[Begin]

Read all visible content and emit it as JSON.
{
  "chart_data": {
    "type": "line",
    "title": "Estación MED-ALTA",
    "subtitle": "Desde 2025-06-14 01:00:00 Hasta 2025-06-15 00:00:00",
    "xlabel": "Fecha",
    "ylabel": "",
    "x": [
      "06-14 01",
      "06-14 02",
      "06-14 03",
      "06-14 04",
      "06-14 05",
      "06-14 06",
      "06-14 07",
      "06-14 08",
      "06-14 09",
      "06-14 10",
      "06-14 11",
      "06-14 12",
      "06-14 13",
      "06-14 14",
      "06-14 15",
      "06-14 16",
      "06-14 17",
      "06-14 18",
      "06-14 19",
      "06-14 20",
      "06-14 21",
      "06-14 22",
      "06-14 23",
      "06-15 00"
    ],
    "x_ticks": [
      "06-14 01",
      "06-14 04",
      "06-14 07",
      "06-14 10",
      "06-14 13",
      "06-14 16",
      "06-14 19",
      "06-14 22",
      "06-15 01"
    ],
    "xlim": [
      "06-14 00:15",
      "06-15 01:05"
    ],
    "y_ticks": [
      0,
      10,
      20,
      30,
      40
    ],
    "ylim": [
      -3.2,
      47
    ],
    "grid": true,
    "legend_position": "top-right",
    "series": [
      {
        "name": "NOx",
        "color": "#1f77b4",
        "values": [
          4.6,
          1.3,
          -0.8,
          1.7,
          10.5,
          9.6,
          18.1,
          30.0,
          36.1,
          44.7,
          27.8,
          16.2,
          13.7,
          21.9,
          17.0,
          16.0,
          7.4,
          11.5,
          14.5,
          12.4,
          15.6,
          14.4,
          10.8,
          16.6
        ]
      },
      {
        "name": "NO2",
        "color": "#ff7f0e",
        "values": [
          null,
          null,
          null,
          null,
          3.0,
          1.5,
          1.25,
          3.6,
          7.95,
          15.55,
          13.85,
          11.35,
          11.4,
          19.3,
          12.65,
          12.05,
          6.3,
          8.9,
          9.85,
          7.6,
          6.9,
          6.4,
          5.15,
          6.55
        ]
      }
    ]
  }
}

[End]

* [Exercise details] Copy every line of the material, please, keeping it exactly the same.

* [Solution to the problem]
Read all visible content and emit it as JSON.
{
  "chart_data": {
    "type": "line",
    "title": "Estación MED-ALTA",
    "subtitle": "Desde 2025-06-14 01:00:00 Hasta 2025-06-15 00:00:00",
    "xlabel": "Fecha",
    "ylabel": "",
    "x": [
      "06-14 01",
      "06-14 02",
      "06-14 03",
      "06-14 04",
      "06-14 05",
      "06-14 06",
      "06-14 07",
      "06-14 08",
      "06-14 09",
      "06-14 10",
      "06-14 11",
      "06-14 12",
      "06-14 13",
      "06-14 14",
      "06-14 15",
      "06-14 16",
      "06-14 17",
      "06-14 18",
      "06-14 19",
      "06-14 20",
      "06-14 21",
      "06-14 22",
      "06-14 23",
      "06-15 00"
    ],
    "x_ticks": [
      "06-14 01",
      "06-14 04",
      "06-14 07",
      "06-14 10",
      "06-14 13",
      "06-14 16",
      "06-14 19",
      "06-14 22",
      "06-15 01"
    ],
    "xlim": [
      "06-14 00:15",
      "06-15 01:05"
    ],
    "y_ticks": [
      0,
      10,
      20,
      30,
      40
    ],
    "ylim": [
      -3.2,
      47
    ],
    "grid": true,
    "legend_position": "top-right",
    "series": [
      {
        "name": "NOx",
        "color": "#1f77b4",
        "values": [
          4.6,
          1.3,
          -0.8,
          1.7,
          10.5,
          9.6,
          18.1,
          30.0,
          36.1,
          44.7,
          27.8,
          16.2,
          13.7,
          21.9,
          17.0,
          16.0,
          7.4,
          11.5,
          14.5,
          12.4,
          15.6,
          14.4,
          10.8,
          16.6
        ]
      },
      {
        "name": "NO2",
        "color": "#ff7f0e",
        "values": [
          null,
          null,
          null,
          null,
          3.0,
          1.5,
          1.25,
          3.6,
          7.95,
          15.55,
          13.85,
          11.35,
          11.4,
          19.3,
          12.65,
          12.05,
          6.3,
          8.9,
          9.85,
          7.6,
          6.9,
          6.4,
          5.15,
          6.55
        ]
      }
    ]
  }
}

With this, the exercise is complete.